§ **Work required**: Below are some entries; can you quote all of them exactly?

-------- Information shown

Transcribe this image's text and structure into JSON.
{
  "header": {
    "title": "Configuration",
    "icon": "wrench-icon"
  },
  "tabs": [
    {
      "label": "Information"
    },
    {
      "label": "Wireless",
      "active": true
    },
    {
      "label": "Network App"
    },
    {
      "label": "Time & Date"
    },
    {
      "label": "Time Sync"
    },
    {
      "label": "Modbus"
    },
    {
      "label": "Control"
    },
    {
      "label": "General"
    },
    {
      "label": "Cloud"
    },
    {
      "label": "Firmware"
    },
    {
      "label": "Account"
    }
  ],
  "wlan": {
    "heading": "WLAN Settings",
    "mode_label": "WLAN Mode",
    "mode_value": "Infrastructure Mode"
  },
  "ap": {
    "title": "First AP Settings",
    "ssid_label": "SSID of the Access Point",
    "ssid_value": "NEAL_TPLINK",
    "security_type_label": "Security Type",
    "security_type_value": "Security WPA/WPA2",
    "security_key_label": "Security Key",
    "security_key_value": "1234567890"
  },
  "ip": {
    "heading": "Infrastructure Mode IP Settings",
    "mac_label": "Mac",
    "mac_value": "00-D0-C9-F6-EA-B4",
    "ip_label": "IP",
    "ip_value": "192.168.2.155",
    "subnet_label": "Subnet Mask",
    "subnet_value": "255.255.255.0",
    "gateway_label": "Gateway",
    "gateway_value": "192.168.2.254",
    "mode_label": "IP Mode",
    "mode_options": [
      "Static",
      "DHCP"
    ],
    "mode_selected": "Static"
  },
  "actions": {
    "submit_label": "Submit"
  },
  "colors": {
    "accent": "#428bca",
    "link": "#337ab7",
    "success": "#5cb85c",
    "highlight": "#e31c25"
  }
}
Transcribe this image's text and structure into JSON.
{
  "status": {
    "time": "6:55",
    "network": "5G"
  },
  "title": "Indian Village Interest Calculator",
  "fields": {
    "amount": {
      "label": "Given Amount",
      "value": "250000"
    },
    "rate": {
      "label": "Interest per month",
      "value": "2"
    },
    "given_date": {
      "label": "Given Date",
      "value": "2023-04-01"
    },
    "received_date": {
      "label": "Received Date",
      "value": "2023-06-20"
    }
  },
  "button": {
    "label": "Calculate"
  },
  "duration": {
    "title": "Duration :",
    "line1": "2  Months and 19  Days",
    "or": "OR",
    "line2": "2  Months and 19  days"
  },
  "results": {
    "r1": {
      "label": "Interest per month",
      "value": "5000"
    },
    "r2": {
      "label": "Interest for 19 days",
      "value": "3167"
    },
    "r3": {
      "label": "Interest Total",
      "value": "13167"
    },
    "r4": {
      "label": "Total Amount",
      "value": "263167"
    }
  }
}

----------------

§ **Exercise response**:
Transcribe this image's text and structure into JSON.
{
  "header": {
    "title": "Configuration",
    "icon": "wrench-icon"
  },
  "tabs": [
    {
      "label": "Information"
    },
    {
      "label": "Wireless",
      "active": true
    },
    {
      "label": "Network App"
    },
    {
      "label": "Time & Date"
    },
    {
      "label": "Time Sync"
    },
    {
      "label": "Modbus"
    },
    {
      "label": "Control"
    },
    {
      "label": "General"
    },
    {
      "label": "Cloud"
    },
    {
      "label": "Firmware"
    },
    {
      "label": "Account"
    }
  ],
  "wlan": {
    "heading": "WLAN Settings",
    "mode_label": "WLAN Mode",
    "mode_value": "Infrastructure Mode"
  },
  "ap": {
    "title": "First AP Settings",
    "ssid_label": "SSID of the Access Point",
    "ssid_value": "NEAL_TPLINK",
    "security_type_label": "Security Type",
    "security_type_value": "Security WPA/WPA2",
    "security_key_label": "Security Key",
    "security_key_value": "1234567890"
  },
  "ip": {
    "heading": "Infrastructure Mode IP Settings",
    "mac_label": "Mac",
    "mac_value": "00-D0-C9-F6-EA-B4",
    "ip_label": "IP",
    "ip_value": "192.168.2.155",
    "subnet_label": "Subnet Mask",
    "subnet_value": "255.255.255.0",
    "gateway_label": "Gateway",
    "gateway_value": "192.168.2.254",
    "mode_label": "IP Mode",
    "mode_options": [
      "Static",
      "DHCP"
    ],
    "mode_selected": "Static"
  },
  "actions": {
    "submit_label": "Submit"
  },
  "colors": {
    "accent": "#428bca",
    "link": "#337ab7",
    "success": "#5cb85c",
    "highlight": "#e31c25"
  }
}
Transcribe this image's text and structure into JSON.
{
  "status": {
    "time": "6:55",
    "network": "5G"
  },
  "title": "Indian Village Interest Calculator",
  "fields": {
    "amount": {
      "label": "Given Amount",
      "value": "250000"
    },
    "rate": {
      "label": "Interest per month",
      "value": "2"
    },
    "given_date": {
      "label": "Given Date",
      "value": "2023-04-01"
    },
    "received_date": {
      "label": "Received Date",
      "value": "2023-06-20"
    }
  },
  "button": {
    "label": "Calculate"
  },
  "duration": {
    "title": "Duration :",
    "line1": "2  Months and 19  Days",
    "or": "OR",
    "line2": "2  Months and 19  days"
  },
  "results": {
    "r1": {
      "label": "Interest per month",
      "value": "5000"
    },
    "r2": {
      "label": "Interest for 19 days",
      "value": "3167"
    },
    "r3": {
      "label": "Interest Total",
      "value": "13167"
    },
    "r4": {
      "label": "Total Amount",
      "value": "263167"
    }
  }
}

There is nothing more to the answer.